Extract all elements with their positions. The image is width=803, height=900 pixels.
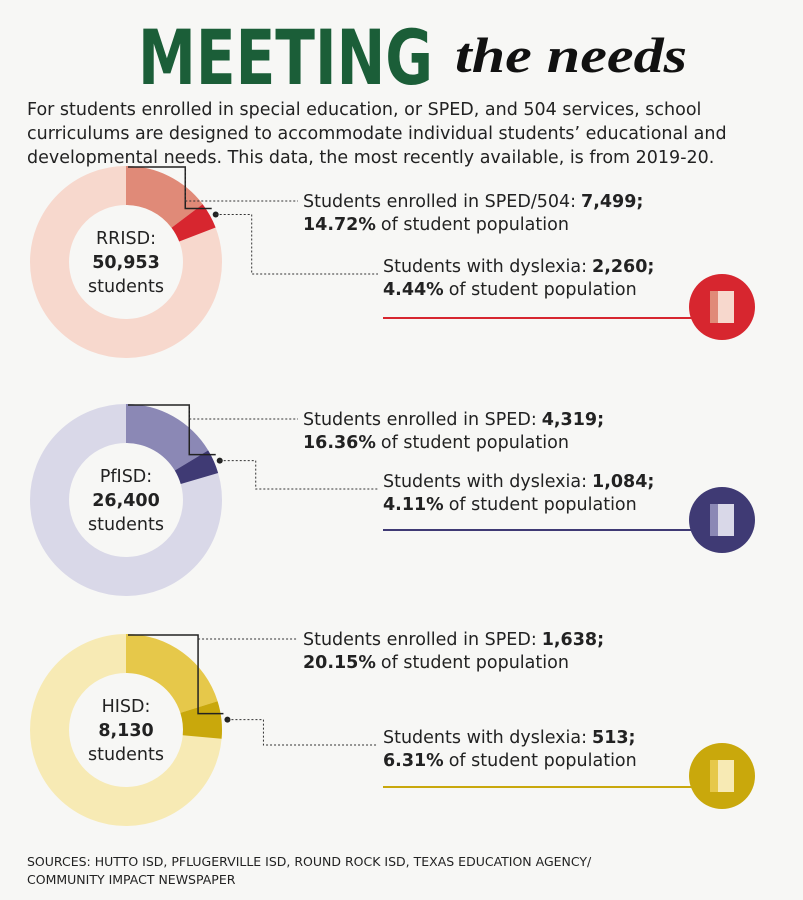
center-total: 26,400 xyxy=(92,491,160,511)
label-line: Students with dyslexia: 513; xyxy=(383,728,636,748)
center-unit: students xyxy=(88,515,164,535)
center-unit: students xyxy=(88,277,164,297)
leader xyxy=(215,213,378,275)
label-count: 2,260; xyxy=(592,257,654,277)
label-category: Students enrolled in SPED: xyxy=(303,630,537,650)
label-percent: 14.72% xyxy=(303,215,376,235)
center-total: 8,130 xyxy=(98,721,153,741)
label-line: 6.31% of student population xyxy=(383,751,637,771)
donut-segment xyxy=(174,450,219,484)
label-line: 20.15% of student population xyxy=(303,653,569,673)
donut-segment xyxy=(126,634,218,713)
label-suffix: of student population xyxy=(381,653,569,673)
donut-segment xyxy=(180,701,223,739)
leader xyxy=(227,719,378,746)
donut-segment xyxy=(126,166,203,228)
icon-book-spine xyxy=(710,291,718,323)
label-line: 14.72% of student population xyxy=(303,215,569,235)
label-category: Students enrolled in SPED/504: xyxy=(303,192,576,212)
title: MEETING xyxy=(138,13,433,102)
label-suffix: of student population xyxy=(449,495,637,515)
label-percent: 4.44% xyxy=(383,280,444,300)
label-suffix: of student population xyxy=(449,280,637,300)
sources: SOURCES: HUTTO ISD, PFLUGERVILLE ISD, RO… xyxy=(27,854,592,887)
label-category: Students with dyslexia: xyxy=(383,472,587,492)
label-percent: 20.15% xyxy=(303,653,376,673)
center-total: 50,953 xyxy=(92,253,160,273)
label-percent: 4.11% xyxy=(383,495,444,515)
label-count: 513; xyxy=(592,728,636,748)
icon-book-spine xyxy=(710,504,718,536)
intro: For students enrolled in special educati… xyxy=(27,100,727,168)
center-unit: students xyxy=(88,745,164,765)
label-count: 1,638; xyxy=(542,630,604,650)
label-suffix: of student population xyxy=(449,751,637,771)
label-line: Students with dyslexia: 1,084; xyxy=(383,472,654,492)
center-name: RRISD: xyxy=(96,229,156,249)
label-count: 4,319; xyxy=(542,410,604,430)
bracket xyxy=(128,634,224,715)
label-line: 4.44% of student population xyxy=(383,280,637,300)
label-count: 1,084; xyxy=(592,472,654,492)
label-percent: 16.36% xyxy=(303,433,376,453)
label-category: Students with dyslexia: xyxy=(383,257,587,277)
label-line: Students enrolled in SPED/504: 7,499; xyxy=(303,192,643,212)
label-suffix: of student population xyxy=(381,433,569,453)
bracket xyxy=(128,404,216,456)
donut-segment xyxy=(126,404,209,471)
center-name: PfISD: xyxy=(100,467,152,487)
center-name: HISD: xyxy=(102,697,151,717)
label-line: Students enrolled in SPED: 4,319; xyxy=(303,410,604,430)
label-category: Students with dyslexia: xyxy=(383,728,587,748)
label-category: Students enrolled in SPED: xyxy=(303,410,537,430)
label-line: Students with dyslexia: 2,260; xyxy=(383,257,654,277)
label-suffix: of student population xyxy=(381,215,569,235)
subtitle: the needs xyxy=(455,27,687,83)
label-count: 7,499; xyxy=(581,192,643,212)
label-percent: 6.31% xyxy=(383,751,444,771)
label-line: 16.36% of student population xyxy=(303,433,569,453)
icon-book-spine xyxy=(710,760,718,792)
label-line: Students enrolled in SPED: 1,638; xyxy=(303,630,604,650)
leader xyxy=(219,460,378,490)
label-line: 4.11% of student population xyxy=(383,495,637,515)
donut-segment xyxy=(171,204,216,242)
-=-=-=-=-
Turn the lines of the item above into a JSON list of strings, one string per line, with blank lines dropped. Leave the picture out of the answer.

THE SOLUTION =
[
  "Extract all elements with their positions. The image is width=803, height=900 pixels.",
  "center-total: 26,400 xyxy=(92,491,160,511)",
  "label-line: Students with dyslexia: 513; xyxy=(383,728,636,748)",
  "center-unit: students xyxy=(88,515,164,535)",
  "center-unit: students xyxy=(88,277,164,297)",
  "leader xyxy=(215,213,378,275)",
  "label-count: 2,260; xyxy=(592,257,654,277)",
  "label-category: Students enrolled in SPED: xyxy=(303,630,537,650)",
  "label-percent: 14.72% xyxy=(303,215,376,235)",
  "center-total: 8,130 xyxy=(98,721,153,741)",
  "label-line: 6.31% of student population xyxy=(383,751,637,771)",
  "donut-segment xyxy=(174,450,219,484)",
  "label-line: 20.15% of student population xyxy=(303,653,569,673)",
  "donut-segment xyxy=(126,634,218,713)",
  "label-suffix: of student population xyxy=(381,653,569,673)",
  "donut-segment xyxy=(180,701,223,739)",
  "leader xyxy=(227,719,378,746)",
  "donut-segment xyxy=(126,166,203,228)",
  "icon-book-spine xyxy=(710,291,718,323)",
  "label-line: 14.72% of student population xyxy=(303,215,569,235)",
  "label-category: Students enrolled in SPED/504: xyxy=(303,192,576,212)",
  "title: MEETING xyxy=(138,13,433,102)",
  "label-suffix: of student population xyxy=(449,495,637,515)",
  "label-percent: 4.44% xyxy=(383,280,444,300)",
  "label-suffix: of student population xyxy=(449,280,637,300)",
  "sources: SOURCES: HUTTO ISD, PFLUGERVILLE ISD, RO… xyxy=(27,854,592,887)",
  "label-category: Students with dyslexia: xyxy=(383,472,587,492)",
  "label-percent: 20.15% xyxy=(303,653,376,673)",
  "center-total: 50,953 xyxy=(92,253,160,273)",
  "label-percent: 4.11% xyxy=(383,495,444,515)",
  "label-count: 513; xyxy=(592,728,636,748)",
  "icon-book-spine xyxy=(710,504,718,536)",
  "intro: For students enrolled in special educati… xyxy=(27,100,727,168)",
  "center-unit: students xyxy=(88,745,164,765)",
  "label-count: 1,638; xyxy=(542,630,604,650)",
  "label-suffix: of student population xyxy=(449,751,637,771)",
  "label-line: Students with dyslexia: 1,084; xyxy=(383,472,654,492)",
  "center-name: RRISD: xyxy=(96,229,156,249)",
  "label-count: 4,319; xyxy=(542,410,604,430)",
  "bracket xyxy=(128,634,224,715)",
  "label-line: 4.44% of student population xyxy=(383,280,637,300)",
  "label-count: 1,084; xyxy=(592,472,654,492)",
  "label-percent: 16.36% xyxy=(303,433,376,453)",
  "label-category: Students with dyslexia: xyxy=(383,257,587,277)",
  "label-line: Students enrolled in SPED/504: 7,499; xyxy=(303,192,643,212)",
  "label-suffix: of student population xyxy=(381,433,569,453)",
  "bracket xyxy=(128,404,216,456)",
  "donut-segment xyxy=(126,404,209,471)",
  "center-name: PfISD: xyxy=(100,467,152,487)",
  "center-name: HISD: xyxy=(102,697,151,717)",
  "label-line: Students enrolled in SPED: 4,319; xyxy=(303,410,604,430)",
  "label-category: Students with dyslexia: xyxy=(383,728,587,748)",
  "label-category: Students enrolled in SPED: xyxy=(303,410,537,430)",
  "label-line: Students with dyslexia: 2,260; xyxy=(383,257,654,277)",
  "label-suffix: of student population xyxy=(381,215,569,235)",
  "subtitle: the needs xyxy=(455,27,687,83)",
  "label-count: 7,499; xyxy=(581,192,643,212)",
  "label-percent: 6.31% xyxy=(383,751,444,771)",
  "label-line: 16.36% of student population xyxy=(303,433,569,453)",
  "icon-book-spine xyxy=(710,760,718,792)",
  "label-line: Students enrolled in SPED: 1,638; xyxy=(303,630,604,650)",
  "leader xyxy=(219,460,378,490)",
  "label-line: 4.11% of student population xyxy=(383,495,637,515)",
  "donut-segment xyxy=(171,204,216,242)"
]